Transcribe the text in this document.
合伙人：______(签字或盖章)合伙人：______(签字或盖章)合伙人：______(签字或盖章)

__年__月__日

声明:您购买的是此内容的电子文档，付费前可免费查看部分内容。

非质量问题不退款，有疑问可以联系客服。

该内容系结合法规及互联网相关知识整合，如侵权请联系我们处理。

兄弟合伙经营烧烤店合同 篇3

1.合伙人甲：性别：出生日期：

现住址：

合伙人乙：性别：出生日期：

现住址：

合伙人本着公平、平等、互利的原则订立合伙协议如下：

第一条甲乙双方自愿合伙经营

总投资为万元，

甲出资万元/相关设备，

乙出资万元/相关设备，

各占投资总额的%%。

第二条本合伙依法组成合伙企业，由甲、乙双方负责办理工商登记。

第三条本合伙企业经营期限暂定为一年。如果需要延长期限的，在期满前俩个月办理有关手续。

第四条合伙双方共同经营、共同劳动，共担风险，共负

○ ○ ○ ○ ○

:: STATED TASK ::
Repeat the data exactly. Leave nothing out.

:: FINAL RESULT ::
Transcribe the text in this document.
合伙人：______(签字或盖章)合伙人：______(签字或盖章)合伙人：______(签字或盖章)

__年__月__日

声明:您购买的是此内容的电子文档，付费前可免费查看部分内容。

非质量问题不退款，有疑问可以联系客服。

该内容系结合法规及互联网相关知识整合，如侵权请联系我们处理。

兄弟合伙经营烧烤店合同 篇3

1.合伙人甲：性别：出生日期：

现住址：

合伙人乙：性别：出生日期：

现住址：

合伙人本着公平、平等、互利的原则订立合伙协议如下：

第一条甲乙双方自愿合伙经营

总投资为万元，

甲出资万元/相关设备，

乙出资万元/相关设备，

各占投资总额的%%。

第二条本合伙依法组成合伙企业，由甲、乙双方负责办理工商登记。

第三条本合伙企业经营期限暂定为一年。如果需要延长期限的，在期满前俩个月办理有关手续。

第四条合伙双方共同经营、共同劳动，共担风险，共负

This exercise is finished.